:: EXERCISE ::
Copy the data precisely, character for character, and leave out every picture.

:: DATA ::
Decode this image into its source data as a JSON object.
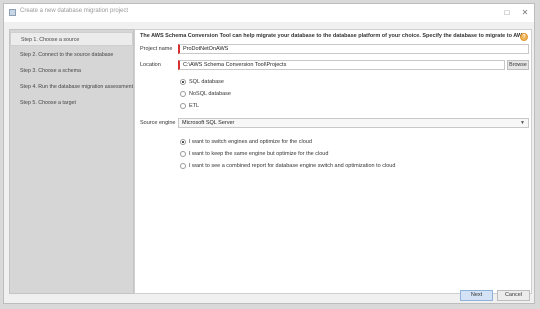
{
  "window": {
    "title": "Create a new database migration project",
    "minimize_icon": "minimize-icon",
    "maximize_icon": "maximize-icon",
    "close_icon": "close-icon"
  },
  "sidebar": {
    "steps": [
      {
        "label": "Step 1. Choose a source",
        "active": true
      },
      {
        "label": "Step 2. Connect to the source database",
        "active": false
      },
      {
        "label": "Step 3. Choose a schema",
        "active": false
      },
      {
        "label": "Step 4. Run the database migration assessment",
        "active": false
      },
      {
        "label": "Step 5. Choose a target",
        "active": false
      }
    ]
  },
  "main": {
    "header": "The AWS Schema Conversion Tool can help migrate your database to the database platform of your choice. Specify the database to migrate to AWS.",
    "help_icon": "help-icon",
    "project_name": {
      "label": "Project name",
      "value": "ProDotNetOnAWS"
    },
    "location": {
      "label": "Location",
      "value": "C:\\AWS Schema Conversion Tool\\Projects",
      "browse_label": "Browse"
    },
    "db_types": [
      {
        "label": "SQL database",
        "selected": true
      },
      {
        "label": "NoSQL database",
        "selected": false
      },
      {
        "label": "ETL",
        "selected": false
      }
    ],
    "source_engine": {
      "label": "Source engine",
      "value": "Microsoft SQL Server"
    },
    "options": [
      {
        "label": "I want to switch engines and optimize for the cloud",
        "selected": true
      },
      {
        "label": "I want to keep the same engine but optimize for the cloud",
        "selected": false
      },
      {
        "label": "I want to see a combined report for database engine switch and optimization to cloud",
        "selected": false
      }
    ]
  },
  "footer": {
    "next_label": "Next",
    "cancel_label": "Cancel"
  },
  "colors": {
    "accent": "#8fb2da",
    "required_marker": "#d83030"
  }
}
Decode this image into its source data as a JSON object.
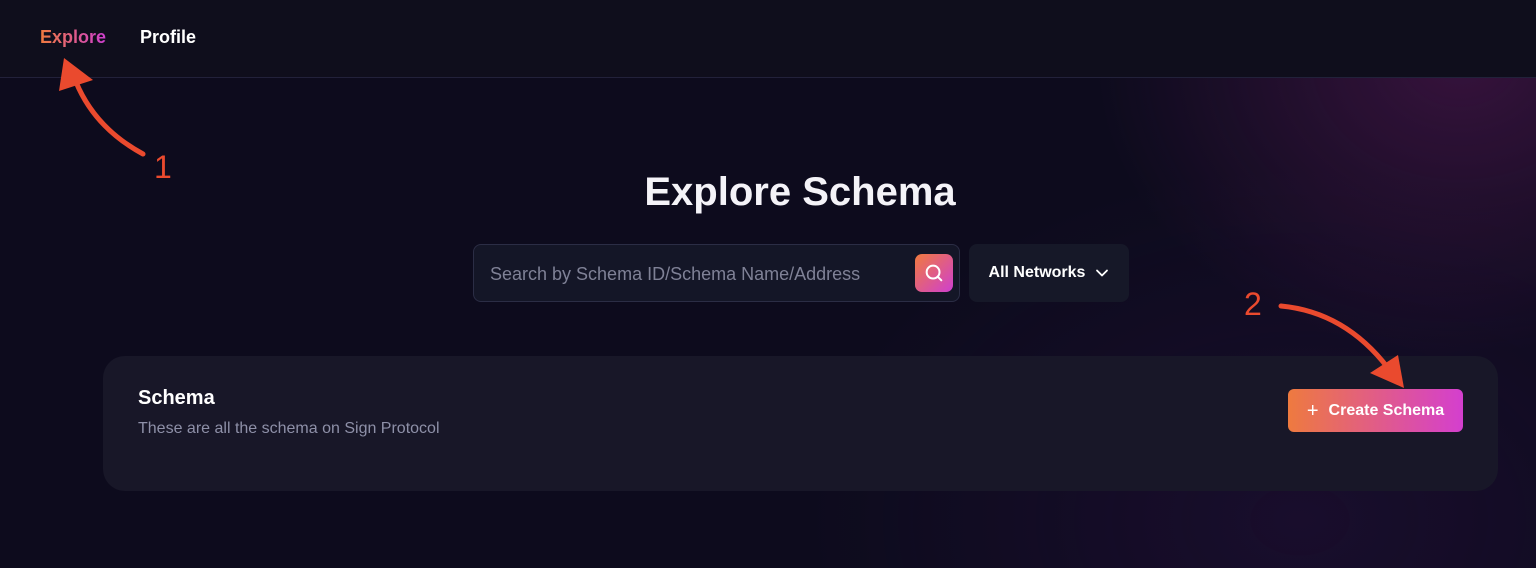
{
  "nav": {
    "explore_label": "Explore",
    "profile_label": "Profile"
  },
  "main": {
    "title": "Explore Schema",
    "search": {
      "placeholder": "Search by Schema ID/Schema Name/Address",
      "value": "",
      "button_icon": "search-icon"
    },
    "network_filter": {
      "selected": "All Networks",
      "icon": "chevron-down-icon"
    }
  },
  "schema_card": {
    "title": "Schema",
    "subtitle": "These are all the schema on Sign Protocol",
    "create_button": {
      "icon": "+",
      "label": "Create Schema"
    }
  },
  "annotations": [
    {
      "label": "1"
    },
    {
      "label": "2"
    }
  ],
  "colors": {
    "background": "#0d0b1d",
    "topbar": "#0f0e1c",
    "card": "#181728",
    "accent_start": "#f07a3e",
    "accent_end": "#cf3fd0",
    "annotation": "#ea4a2e",
    "muted_text": "#8e90a8"
  }
}
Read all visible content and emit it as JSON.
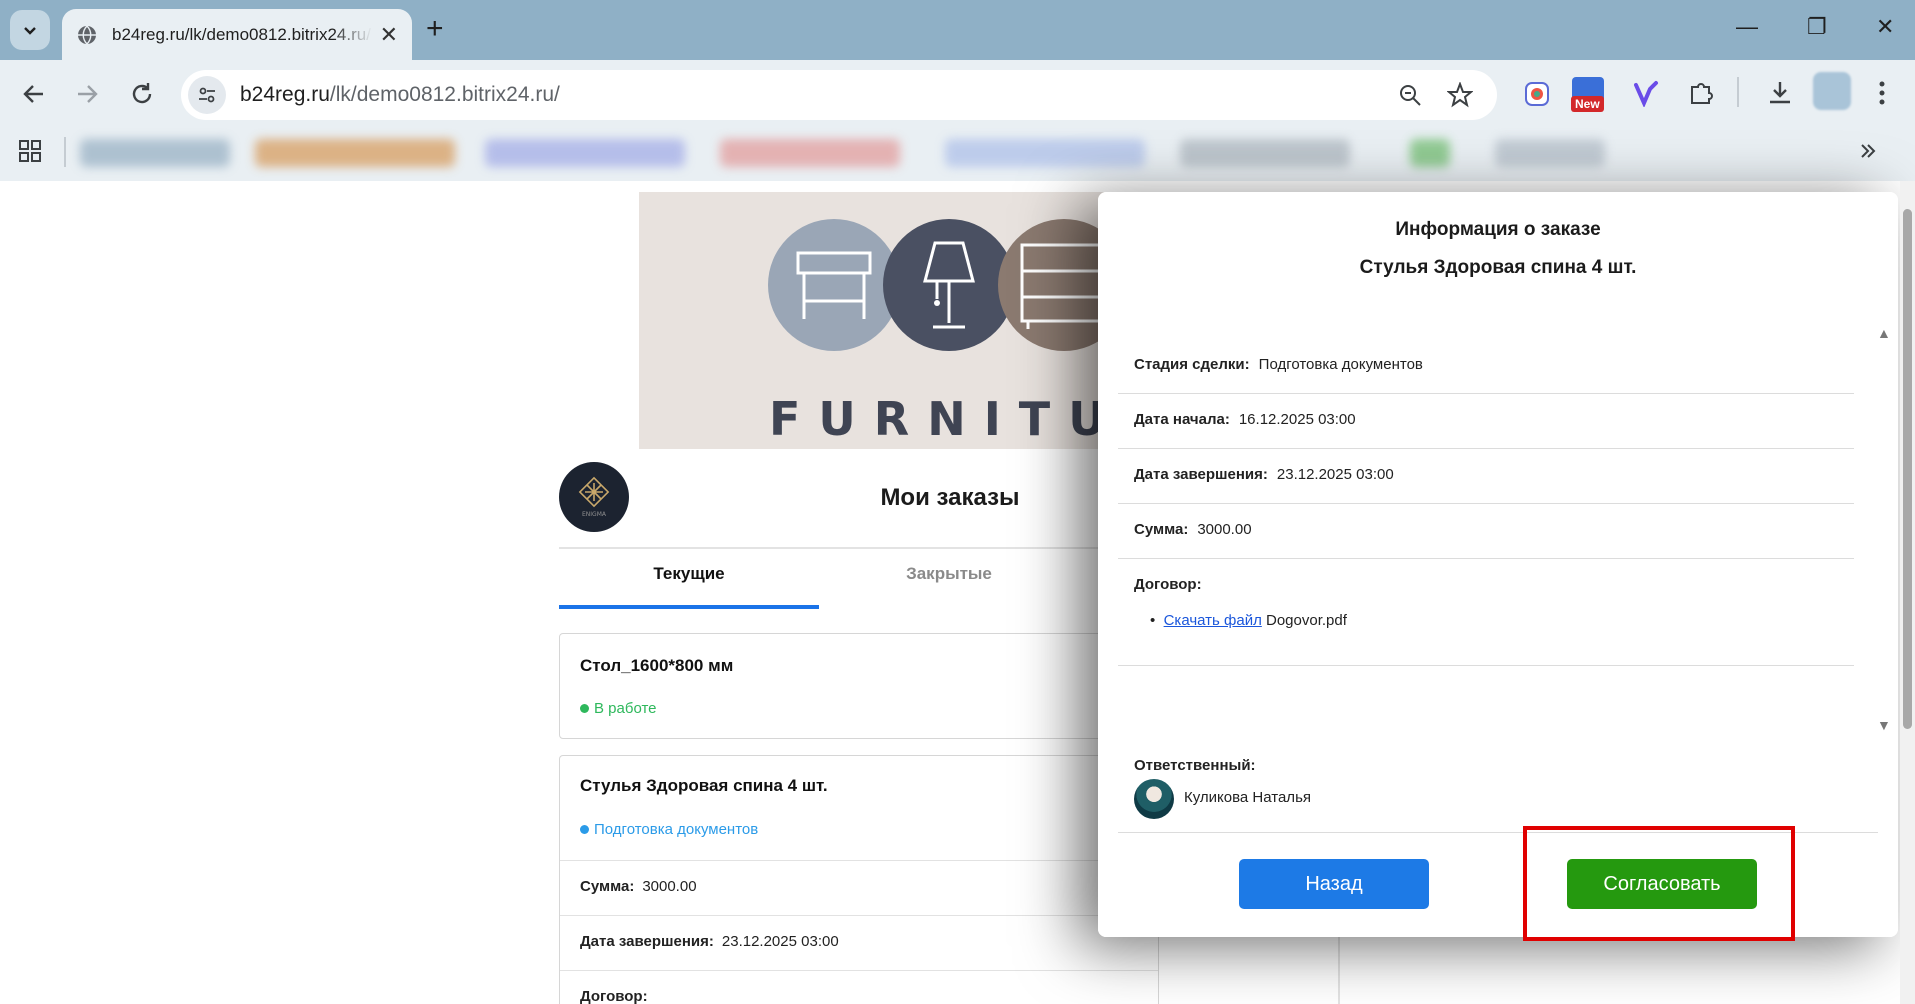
{
  "browser": {
    "tab_title": "b24reg.ru/lk/demo0812.bitrix24.ru/",
    "tab_close": "✕",
    "new_tab": "+",
    "url_host": "b24reg.ru",
    "url_path": "/lk/demo0812.bitrix24.ru/",
    "badge_new": "New",
    "window": {
      "minimize": "—",
      "restore": "❐",
      "close": "✕"
    },
    "icons": [
      "chevron-down-icon",
      "globe-icon",
      "back-icon",
      "forward-icon",
      "reload-icon",
      "site-info-icon",
      "zoom-icon",
      "star-icon",
      "lens-extension-icon",
      "new-extension-icon",
      "copilot-extension-icon",
      "extensions-puzzle-icon",
      "download-icon",
      "profile-icon",
      "menu-dots-icon",
      "apps-grid-icon",
      "more-bookmarks-icon"
    ]
  },
  "page": {
    "banner_text": "FURNITURE",
    "logo_text": "ENIGMA",
    "heading": "Мои заказы",
    "tabs": {
      "current": "Текущие",
      "closed": "Закрытые"
    },
    "orders": [
      {
        "title": "Стол_1600*800 мм",
        "status": "В работе",
        "status_color": "#2eb85c"
      },
      {
        "title": "Стулья Здоровая спина 4 шт.",
        "status": "Подготовка документов",
        "status_color": "#2b9be8",
        "fields": [
          {
            "label": "Сумма:",
            "value": "3000.00"
          },
          {
            "label": "Дата завершения:",
            "value": "23.12.2025 03:00"
          },
          {
            "label": "Договор:",
            "value": ""
          }
        ]
      }
    ]
  },
  "modal": {
    "title": "Информация о заказе",
    "subtitle": "Стулья Здоровая спина 4 шт.",
    "rows": [
      {
        "label": "Стадия сделки:",
        "value": "Подготовка документов"
      },
      {
        "label": "Дата начала:",
        "value": "16.12.2025 03:00"
      },
      {
        "label": "Дата завершения:",
        "value": "23.12.2025 03:00"
      },
      {
        "label": "Сумма:",
        "value": "3000.00"
      }
    ],
    "contract_label": "Договор:",
    "download_link": "Скачать файл",
    "file_name": "Dogovor.pdf",
    "responsible_label": "Ответственный:",
    "responsible_name": "Куликова Наталья",
    "back_button": "Назад",
    "approve_button": "Согласовать",
    "scroll_up": "▲",
    "scroll_down": "▼"
  },
  "colors": {
    "primary_blue": "#1d7ae6",
    "approve_green": "#25990f",
    "highlight_red": "#e00000",
    "status_in_progress": "#2eb85c",
    "status_docs": "#2b9be8"
  }
}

:: ANSWER ::
Decode this image into its source data as a JSON object.
{
  "window": {
    "title": "Create a new database migration project",
    "minimize_icon": "minimize-icon",
    "maximize_icon": "maximize-icon",
    "close_icon": "close-icon"
  },
  "sidebar": {
    "steps": [
      {
        "label": "Step 1. Choose a source",
        "active": true
      },
      {
        "label": "Step 2. Connect to the source database",
        "active": false
      },
      {
        "label": "Step 3. Choose a schema",
        "active": false
      },
      {
        "label": "Step 4. Run the database migration assessment",
        "active": false
      },
      {
        "label": "Step 5. Choose a target",
        "active": false
      }
    ]
  },
  "main": {
    "header": "The AWS Schema Conversion Tool can help migrate your database to the database platform of your choice. Specify the database to migrate to AWS.",
    "help_icon": "help-icon",
    "project_name": {
      "label": "Project name",
      "value": "ProDotNetOnAWS"
    },
    "location": {
      "label": "Location",
      "value": "C:\\AWS Schema Conversion Tool\\Projects",
      "browse_label": "Browse"
    },
    "db_types": [
      {
        "label": "SQL database",
        "selected": true
      },
      {
        "label": "NoSQL database",
        "selected": false
      },
      {
        "label": "ETL",
        "selected": false
      }
    ],
    "source_engine": {
      "label": "Source engine",
      "value": "Microsoft SQL Server"
    },
    "options": [
      {
        "label": "I want to switch engines and optimize for the cloud",
        "selected": true
      },
      {
        "label": "I want to keep the same engine but optimize for the cloud",
        "selected": false
      },
      {
        "label": "I want to see a combined report for database engine switch and optimization to cloud",
        "selected": false
      }
    ]
  },
  "footer": {
    "next_label": "Next",
    "cancel_label": "Cancel"
  },
  "colors": {
    "accent": "#8fb2da",
    "required_marker": "#d83030"
  }
}
Decode this image into its source data as a JSON object.
{
  "nav": {
    "explore_label": "Explore",
    "profile_label": "Profile"
  },
  "main": {
    "title": "Explore Schema",
    "search": {
      "placeholder": "Search by Schema ID/Schema Name/Address",
      "value": "",
      "button_icon": "search-icon"
    },
    "network_filter": {
      "selected": "All Networks",
      "icon": "chevron-down-icon"
    }
  },
  "schema_card": {
    "title": "Schema",
    "subtitle": "These are all the schema on Sign Protocol",
    "create_button": {
      "icon": "+",
      "label": "Create Schema"
    }
  },
  "annotations": [
    {
      "label": "1"
    },
    {
      "label": "2"
    }
  ],
  "colors": {
    "background": "#0d0b1d",
    "topbar": "#0f0e1c",
    "card": "#181728",
    "accent_start": "#f07a3e",
    "accent_end": "#cf3fd0",
    "annotation": "#ea4a2e",
    "muted_text": "#8e90a8"
  }
}
Read all visible content and emit it as JSON.
{
  "browser": {
    "tab_title": "b24reg.ru/lk/demo0812.bitrix24.ru/",
    "tab_close": "✕",
    "new_tab": "+",
    "url_host": "b24reg.ru",
    "url_path": "/lk/demo0812.bitrix24.ru/",
    "badge_new": "New",
    "window": {
      "minimize": "—",
      "restore": "❐",
      "close": "✕"
    },
    "icons": [
      "chevron-down-icon",
      "globe-icon",
      "back-icon",
      "forward-icon",
      "reload-icon",
      "site-info-icon",
      "zoom-icon",
      "star-icon",
      "lens-extension-icon",
      "new-extension-icon",
      "copilot-extension-icon",
      "extensions-puzzle-icon",
      "download-icon",
      "profile-icon",
      "menu-dots-icon",
      "apps-grid-icon",
      "more-bookmarks-icon"
    ]
  },
  "page": {
    "banner_text": "FURNITURE",
    "logo_text": "ENIGMA",
    "heading": "Мои заказы",
    "tabs": {
      "current": "Текущие",
      "closed": "Закрытые"
    },
    "orders": [
      {
        "title": "Стол_1600*800 мм",
        "status": "В работе",
        "status_color": "#2eb85c"
      },
      {
        "title": "Стулья Здоровая спина 4 шт.",
        "status": "Подготовка документов",
        "status_color": "#2b9be8",
        "fields": [
          {
            "label": "Сумма:",
            "value": "3000.00"
          },
          {
            "label": "Дата завершения:",
            "value": "23.12.2025 03:00"
          },
          {
            "label": "Договор:",
            "value": ""
          }
        ]
      }
    ]
  },
  "modal": {
    "title": "Информация о заказе",
    "subtitle": "Стулья Здоровая спина 4 шт.",
    "rows": [
      {
        "label": "Стадия сделки:",
        "value": "Подготовка документов"
      },
      {
        "label": "Дата начала:",
        "value": "16.12.2025 03:00"
      },
      {
        "label": "Дата завершения:",
        "value": "23.12.2025 03:00"
      },
      {
        "label": "Сумма:",
        "value": "3000.00"
      }
    ],
    "contract_label": "Договор:",
    "download_link": "Скачать файл",
    "file_name": "Dogovor.pdf",
    "responsible_label": "Ответственный:",
    "responsible_name": "Куликова Наталья",
    "back_button": "Назад",
    "approve_button": "Согласовать",
    "scroll_up": "▲",
    "scroll_down": "▼"
  },
  "colors": {
    "primary_blue": "#1d7ae6",
    "approve_green": "#25990f",
    "highlight_red": "#e00000",
    "status_in_progress": "#2eb85c",
    "status_docs": "#2b9be8"
  }
}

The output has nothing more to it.